Copy out each line of the data that holds the word "octane".

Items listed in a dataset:
»»
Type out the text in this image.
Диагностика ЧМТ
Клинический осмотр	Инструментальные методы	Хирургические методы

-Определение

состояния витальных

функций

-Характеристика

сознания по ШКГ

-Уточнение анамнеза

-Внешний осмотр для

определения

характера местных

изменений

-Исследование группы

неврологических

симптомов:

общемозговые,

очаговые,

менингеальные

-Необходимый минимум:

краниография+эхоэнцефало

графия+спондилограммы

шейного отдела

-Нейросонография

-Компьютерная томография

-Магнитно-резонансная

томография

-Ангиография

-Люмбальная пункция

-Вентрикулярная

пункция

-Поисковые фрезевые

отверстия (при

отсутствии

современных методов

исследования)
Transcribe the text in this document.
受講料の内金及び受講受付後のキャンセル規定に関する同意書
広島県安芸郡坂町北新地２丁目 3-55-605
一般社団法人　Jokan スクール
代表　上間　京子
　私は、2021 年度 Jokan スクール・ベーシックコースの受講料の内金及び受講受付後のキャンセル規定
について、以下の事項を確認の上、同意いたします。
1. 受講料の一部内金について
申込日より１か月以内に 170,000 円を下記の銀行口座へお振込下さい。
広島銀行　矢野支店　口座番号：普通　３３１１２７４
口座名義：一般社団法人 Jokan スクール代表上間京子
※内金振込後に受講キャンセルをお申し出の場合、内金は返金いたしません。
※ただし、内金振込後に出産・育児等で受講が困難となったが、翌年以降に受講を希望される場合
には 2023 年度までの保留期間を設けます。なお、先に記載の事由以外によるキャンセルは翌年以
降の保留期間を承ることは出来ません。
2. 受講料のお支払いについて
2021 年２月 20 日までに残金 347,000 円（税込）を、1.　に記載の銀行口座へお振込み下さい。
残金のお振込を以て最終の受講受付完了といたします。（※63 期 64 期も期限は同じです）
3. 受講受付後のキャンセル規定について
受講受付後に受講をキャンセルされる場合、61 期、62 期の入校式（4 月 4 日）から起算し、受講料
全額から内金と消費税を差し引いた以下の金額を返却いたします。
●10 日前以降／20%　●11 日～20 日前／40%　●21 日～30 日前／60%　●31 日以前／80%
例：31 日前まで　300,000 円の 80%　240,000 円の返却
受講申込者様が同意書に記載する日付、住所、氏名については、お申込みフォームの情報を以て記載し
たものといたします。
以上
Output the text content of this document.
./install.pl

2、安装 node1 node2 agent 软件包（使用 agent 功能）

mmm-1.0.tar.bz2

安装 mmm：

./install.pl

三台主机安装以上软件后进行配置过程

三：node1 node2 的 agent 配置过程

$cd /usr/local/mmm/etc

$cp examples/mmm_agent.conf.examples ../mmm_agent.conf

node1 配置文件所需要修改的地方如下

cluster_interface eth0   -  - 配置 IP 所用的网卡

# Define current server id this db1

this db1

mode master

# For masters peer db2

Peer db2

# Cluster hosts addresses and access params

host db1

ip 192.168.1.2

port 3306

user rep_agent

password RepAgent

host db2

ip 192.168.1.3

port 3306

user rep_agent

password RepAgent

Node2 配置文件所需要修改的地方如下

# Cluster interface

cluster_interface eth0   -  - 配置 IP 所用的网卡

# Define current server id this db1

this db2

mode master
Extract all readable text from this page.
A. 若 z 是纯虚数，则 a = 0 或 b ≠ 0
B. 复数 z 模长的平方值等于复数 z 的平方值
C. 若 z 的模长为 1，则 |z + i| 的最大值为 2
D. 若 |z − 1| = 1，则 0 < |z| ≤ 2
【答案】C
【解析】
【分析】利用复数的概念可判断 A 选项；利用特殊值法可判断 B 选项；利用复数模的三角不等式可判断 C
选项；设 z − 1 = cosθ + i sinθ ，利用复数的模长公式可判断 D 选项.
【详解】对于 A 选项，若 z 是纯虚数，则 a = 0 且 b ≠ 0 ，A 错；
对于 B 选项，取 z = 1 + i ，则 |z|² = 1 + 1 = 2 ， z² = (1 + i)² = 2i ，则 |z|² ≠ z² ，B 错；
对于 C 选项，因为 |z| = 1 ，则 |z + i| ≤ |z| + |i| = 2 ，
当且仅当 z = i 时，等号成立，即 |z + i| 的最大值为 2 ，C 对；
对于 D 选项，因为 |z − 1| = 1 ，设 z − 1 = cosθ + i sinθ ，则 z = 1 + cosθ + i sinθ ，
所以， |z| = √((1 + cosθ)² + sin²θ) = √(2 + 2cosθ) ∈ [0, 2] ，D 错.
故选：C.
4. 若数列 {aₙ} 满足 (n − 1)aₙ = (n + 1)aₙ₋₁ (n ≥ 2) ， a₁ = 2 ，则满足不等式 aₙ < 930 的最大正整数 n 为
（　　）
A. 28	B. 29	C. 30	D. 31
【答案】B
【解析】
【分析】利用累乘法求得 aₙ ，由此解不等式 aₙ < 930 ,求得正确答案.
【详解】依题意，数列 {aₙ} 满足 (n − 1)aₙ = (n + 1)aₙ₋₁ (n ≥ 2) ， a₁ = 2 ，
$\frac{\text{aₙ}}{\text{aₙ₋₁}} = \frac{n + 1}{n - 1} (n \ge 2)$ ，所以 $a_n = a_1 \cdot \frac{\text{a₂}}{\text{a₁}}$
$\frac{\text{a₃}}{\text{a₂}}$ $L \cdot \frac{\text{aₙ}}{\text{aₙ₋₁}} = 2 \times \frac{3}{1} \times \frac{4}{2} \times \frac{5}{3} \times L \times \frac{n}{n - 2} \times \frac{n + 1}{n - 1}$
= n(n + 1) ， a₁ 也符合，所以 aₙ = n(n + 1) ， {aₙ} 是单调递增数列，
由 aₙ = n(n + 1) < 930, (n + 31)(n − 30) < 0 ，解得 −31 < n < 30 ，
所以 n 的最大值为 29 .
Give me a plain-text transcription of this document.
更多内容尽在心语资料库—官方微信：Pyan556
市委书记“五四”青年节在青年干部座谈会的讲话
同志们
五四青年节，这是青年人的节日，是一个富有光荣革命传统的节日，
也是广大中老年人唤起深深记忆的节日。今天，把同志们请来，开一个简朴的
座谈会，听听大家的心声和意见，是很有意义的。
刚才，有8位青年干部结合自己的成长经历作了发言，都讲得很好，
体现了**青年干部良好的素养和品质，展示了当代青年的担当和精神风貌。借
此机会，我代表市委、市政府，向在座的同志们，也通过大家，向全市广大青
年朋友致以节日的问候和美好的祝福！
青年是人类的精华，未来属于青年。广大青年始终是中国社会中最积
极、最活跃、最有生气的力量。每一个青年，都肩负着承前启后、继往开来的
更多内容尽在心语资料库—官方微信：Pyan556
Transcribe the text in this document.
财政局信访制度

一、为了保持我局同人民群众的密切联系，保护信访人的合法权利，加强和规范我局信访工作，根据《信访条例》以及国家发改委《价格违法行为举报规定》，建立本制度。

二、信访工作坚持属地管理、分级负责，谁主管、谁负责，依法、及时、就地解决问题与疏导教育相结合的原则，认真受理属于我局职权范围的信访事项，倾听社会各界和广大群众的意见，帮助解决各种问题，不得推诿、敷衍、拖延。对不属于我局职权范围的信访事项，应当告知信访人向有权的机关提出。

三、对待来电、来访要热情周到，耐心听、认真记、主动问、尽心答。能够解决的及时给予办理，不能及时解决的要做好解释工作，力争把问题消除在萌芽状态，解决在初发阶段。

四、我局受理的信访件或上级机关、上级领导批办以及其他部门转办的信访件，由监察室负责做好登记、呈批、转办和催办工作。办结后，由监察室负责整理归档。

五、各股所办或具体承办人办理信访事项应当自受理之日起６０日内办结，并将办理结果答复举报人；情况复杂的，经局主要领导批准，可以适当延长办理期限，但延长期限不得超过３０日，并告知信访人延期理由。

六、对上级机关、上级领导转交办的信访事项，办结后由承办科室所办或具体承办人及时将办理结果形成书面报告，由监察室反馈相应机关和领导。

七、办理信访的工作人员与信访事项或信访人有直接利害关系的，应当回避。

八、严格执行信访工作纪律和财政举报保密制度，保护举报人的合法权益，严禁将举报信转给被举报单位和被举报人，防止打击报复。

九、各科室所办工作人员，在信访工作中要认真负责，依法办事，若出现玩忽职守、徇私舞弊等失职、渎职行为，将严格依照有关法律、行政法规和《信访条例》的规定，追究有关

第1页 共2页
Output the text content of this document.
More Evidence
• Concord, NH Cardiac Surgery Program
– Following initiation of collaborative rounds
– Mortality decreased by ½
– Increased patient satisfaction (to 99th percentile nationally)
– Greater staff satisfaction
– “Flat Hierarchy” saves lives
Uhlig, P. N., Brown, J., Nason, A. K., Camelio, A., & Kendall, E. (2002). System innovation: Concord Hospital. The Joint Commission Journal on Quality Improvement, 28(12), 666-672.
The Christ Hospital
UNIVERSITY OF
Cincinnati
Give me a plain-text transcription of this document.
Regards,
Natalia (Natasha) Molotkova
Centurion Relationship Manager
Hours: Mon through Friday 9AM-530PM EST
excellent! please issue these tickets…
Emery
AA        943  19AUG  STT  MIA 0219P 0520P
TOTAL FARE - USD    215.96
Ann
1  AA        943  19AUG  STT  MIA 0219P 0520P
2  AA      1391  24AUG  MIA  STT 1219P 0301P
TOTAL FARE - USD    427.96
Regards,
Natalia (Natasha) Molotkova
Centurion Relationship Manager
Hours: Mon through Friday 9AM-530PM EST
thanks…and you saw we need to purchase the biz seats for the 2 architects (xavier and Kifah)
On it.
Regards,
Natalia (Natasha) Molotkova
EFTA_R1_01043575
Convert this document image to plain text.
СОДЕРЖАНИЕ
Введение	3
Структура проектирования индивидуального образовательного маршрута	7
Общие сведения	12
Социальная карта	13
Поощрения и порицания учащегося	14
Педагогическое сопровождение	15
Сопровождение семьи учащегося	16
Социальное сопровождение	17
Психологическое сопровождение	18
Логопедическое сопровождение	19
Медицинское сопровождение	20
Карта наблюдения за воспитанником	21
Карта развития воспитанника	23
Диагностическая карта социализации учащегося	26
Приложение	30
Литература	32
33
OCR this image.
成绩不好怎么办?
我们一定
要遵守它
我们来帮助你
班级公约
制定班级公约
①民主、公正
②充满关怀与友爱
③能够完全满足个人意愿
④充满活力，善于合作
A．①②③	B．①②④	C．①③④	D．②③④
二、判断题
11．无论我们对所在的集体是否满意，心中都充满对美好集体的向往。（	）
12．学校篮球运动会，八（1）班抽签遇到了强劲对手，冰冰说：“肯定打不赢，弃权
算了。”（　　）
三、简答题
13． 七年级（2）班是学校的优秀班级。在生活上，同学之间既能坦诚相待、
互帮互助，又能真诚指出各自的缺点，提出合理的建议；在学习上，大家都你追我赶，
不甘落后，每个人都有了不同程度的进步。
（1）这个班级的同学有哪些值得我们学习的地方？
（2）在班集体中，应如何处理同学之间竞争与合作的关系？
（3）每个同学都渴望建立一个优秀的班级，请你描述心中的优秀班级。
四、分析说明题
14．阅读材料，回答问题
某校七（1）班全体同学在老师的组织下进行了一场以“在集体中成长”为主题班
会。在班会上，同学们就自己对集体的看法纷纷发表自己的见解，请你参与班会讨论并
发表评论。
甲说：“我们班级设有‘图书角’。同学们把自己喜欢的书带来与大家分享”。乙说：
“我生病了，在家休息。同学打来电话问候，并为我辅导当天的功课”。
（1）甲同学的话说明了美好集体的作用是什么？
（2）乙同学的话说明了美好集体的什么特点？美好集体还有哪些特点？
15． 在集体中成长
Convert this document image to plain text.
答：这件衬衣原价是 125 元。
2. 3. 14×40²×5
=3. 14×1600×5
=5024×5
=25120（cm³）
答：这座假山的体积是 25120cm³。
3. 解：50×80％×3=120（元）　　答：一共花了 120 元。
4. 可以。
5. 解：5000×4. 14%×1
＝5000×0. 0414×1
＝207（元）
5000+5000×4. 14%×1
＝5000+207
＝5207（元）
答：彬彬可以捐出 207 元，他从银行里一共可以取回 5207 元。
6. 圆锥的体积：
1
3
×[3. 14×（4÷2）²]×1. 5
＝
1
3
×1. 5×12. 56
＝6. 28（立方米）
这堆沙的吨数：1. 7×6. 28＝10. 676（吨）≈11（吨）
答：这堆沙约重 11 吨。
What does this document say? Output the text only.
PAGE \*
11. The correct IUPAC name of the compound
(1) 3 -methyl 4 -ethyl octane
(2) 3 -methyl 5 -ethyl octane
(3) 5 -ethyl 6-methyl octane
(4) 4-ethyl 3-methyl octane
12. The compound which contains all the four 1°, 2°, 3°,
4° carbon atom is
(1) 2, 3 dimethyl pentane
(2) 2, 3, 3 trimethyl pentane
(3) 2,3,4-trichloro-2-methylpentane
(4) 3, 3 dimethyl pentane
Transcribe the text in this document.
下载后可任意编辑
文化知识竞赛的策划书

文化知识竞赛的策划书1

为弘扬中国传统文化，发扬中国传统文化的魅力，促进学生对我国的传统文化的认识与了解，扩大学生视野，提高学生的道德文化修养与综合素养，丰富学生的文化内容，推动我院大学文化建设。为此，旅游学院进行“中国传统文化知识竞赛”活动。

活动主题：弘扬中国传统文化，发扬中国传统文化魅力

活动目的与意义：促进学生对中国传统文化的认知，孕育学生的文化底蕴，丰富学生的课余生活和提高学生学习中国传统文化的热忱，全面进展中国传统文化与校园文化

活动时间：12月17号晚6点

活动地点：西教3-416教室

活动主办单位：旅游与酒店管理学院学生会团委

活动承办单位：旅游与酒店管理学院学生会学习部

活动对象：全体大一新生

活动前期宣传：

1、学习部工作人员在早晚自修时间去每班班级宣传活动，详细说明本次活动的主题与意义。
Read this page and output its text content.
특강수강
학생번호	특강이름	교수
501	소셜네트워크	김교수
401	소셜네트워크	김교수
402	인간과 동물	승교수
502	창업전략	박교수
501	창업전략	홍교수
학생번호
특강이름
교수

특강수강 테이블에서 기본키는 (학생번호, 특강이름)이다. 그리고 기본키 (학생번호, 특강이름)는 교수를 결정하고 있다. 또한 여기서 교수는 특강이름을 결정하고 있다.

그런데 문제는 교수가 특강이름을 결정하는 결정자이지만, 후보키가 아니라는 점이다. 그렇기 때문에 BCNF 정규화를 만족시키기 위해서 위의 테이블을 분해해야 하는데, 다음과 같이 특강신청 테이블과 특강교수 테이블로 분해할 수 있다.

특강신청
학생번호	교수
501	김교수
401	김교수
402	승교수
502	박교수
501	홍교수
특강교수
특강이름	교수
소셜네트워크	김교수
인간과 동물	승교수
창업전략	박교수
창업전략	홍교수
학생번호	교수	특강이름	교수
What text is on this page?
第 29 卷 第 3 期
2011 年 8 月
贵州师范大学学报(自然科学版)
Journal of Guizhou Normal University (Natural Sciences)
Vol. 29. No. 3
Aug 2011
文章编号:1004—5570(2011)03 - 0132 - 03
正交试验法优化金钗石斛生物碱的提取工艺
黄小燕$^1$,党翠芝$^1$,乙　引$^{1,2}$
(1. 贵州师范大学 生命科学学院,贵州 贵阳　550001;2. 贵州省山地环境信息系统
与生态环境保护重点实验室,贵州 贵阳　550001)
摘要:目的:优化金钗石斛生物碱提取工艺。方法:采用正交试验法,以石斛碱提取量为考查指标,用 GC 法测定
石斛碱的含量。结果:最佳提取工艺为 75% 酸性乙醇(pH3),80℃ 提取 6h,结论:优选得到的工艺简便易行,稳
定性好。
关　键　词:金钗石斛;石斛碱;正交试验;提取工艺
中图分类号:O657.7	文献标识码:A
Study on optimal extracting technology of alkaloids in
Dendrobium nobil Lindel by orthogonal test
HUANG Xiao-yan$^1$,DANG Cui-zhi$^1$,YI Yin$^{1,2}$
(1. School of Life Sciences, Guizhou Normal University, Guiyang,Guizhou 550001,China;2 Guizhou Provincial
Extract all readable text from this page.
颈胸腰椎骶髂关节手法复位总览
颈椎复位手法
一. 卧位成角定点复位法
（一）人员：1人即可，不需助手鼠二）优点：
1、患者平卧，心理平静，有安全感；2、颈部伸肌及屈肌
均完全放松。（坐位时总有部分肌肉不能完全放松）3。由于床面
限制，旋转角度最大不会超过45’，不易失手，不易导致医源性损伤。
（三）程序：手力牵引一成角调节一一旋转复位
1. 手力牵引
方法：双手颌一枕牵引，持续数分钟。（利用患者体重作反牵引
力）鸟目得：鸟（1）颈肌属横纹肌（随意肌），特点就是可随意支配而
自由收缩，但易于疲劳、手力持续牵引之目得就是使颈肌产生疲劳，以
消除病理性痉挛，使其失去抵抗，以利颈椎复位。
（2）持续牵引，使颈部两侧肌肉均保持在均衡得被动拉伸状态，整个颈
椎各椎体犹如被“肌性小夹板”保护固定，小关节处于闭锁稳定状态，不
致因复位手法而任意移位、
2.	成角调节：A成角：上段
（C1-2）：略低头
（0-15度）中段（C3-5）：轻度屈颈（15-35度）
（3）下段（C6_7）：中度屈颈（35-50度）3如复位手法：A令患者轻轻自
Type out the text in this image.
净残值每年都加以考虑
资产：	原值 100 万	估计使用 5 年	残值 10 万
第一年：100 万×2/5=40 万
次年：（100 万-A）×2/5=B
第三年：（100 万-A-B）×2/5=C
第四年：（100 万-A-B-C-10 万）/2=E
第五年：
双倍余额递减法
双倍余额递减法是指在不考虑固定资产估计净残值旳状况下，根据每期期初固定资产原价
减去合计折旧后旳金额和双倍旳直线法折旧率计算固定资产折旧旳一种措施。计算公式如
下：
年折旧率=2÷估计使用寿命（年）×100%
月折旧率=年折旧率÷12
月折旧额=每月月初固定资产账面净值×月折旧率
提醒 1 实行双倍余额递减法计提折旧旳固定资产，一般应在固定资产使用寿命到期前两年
««
Worked solution ->
(1) 3 -methyl 4 -ethyl octane
(2) 3 -methyl 5 -ethyl octane
(3) 5 -ethyl 6-methyl octane
(4) 4-ethyl 3-methyl octane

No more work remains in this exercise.